Here are some entries; quote each one exactly.

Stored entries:

* Start *

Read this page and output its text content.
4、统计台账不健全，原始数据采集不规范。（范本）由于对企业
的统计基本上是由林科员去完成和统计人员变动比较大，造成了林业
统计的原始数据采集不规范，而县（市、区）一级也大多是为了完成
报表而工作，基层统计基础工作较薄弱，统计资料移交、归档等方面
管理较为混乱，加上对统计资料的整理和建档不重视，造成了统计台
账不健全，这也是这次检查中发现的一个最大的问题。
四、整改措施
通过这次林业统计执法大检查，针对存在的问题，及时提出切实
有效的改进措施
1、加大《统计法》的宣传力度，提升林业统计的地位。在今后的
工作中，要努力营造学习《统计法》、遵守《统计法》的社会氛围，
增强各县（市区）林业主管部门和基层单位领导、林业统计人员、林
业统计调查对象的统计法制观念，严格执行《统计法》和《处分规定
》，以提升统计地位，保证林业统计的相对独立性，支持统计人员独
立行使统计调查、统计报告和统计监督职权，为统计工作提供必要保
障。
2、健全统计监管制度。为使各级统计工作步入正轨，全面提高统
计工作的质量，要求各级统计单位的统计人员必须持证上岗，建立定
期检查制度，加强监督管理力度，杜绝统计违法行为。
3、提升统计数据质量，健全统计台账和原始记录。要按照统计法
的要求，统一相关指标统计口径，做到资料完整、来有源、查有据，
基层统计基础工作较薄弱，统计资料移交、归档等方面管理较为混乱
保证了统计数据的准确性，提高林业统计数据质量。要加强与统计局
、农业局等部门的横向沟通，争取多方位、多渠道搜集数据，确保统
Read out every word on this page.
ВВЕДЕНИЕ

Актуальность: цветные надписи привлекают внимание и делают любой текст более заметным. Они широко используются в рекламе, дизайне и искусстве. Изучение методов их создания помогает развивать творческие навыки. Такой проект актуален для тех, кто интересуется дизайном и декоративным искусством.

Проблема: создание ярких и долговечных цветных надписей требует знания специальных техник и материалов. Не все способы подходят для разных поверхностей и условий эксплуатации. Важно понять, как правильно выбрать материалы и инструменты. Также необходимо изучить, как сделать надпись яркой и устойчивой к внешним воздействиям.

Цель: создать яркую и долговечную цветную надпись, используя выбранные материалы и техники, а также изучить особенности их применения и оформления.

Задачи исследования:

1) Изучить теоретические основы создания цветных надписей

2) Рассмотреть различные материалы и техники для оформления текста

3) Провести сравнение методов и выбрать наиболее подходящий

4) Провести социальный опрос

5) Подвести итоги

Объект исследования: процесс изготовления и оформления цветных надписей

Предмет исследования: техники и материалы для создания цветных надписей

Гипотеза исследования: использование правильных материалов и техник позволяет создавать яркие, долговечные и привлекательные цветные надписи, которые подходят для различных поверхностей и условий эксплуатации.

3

* End *

# Task response
Read this page and output its text content.
4、统计台账不健全，原始数据采集不规范。（范本）由于对企业
的统计基本上是由林科员去完成和统计人员变动比较大，造成了林业
统计的原始数据采集不规范，而县（市、区）一级也大多是为了完成
报表而工作，基层统计基础工作较薄弱，统计资料移交、归档等方面
管理较为混乱，加上对统计资料的整理和建档不重视，造成了统计台
账不健全，这也是这次检查中发现的一个最大的问题。
四、整改措施
通过这次林业统计执法大检查，针对存在的问题，及时提出切实
有效的改进措施
1、加大《统计法》的宣传力度，提升林业统计的地位。在今后的
工作中，要努力营造学习《统计法》、遵守《统计法》的社会氛围，
增强各县（市区）林业主管部门和基层单位领导、林业统计人员、林
业统计调查对象的统计法制观念，严格执行《统计法》和《处分规定
》，以提升统计地位，保证林业统计的相对独立性，支持统计人员独
立行使统计调查、统计报告和统计监督职权，为统计工作提供必要保
障。
2、健全统计监管制度。为使各级统计工作步入正轨，全面提高统
计工作的质量，要求各级统计单位的统计人员必须持证上岗，建立定
期检查制度，加强监督管理力度，杜绝统计违法行为。
3、提升统计数据质量，健全统计台账和原始记录。要按照统计法
的要求，统一相关指标统计口径，做到资料完整、来有源、查有据，
基层统计基础工作较薄弱，统计资料移交、归档等方面管理较为混乱
保证了统计数据的准确性，提高林业统计数据质量。要加强与统计局
、农业局等部门的横向沟通，争取多方位、多渠道搜集数据，确保统
Read out every word on this page.
ВВЕДЕНИЕ

Актуальность: цветные надписи привлекают внимание и делают любой текст более заметным. Они широко используются в рекламе, дизайне и искусстве. Изучение методов их создания помогает развивать творческие навыки. Такой проект актуален для тех, кто интересуется дизайном и декоративным искусством.

Проблема: создание ярких и долговечных цветных надписей требует знания специальных техник и материалов. Не все способы подходят для разных поверхностей и условий эксплуатации. Важно понять, как правильно выбрать материалы и инструменты. Также необходимо изучить, как сделать надпись яркой и устойчивой к внешним воздействиям.

Цель: создать яркую и долговечную цветную надпись, используя выбранные материалы и техники, а также изучить особенности их применения и оформления.

Задачи исследования:

1) Изучить теоретические основы создания цветных надписей

2) Рассмотреть различные материалы и техники для оформления текста

3) Провести сравнение методов и выбрать наиболее подходящий

4) Провести социальный опрос

5) Подвести итоги

Объект исследования: процесс изготовления и оформления цветных надписей

Предмет исследования: техники и материалы для создания цветных надписей

Гипотеза исследования: использование правильных материалов и техник позволяет создавать яркие, долговечные и привлекательные цветные надписи, которые подходят для различных поверхностей и условий эксплуатации.

3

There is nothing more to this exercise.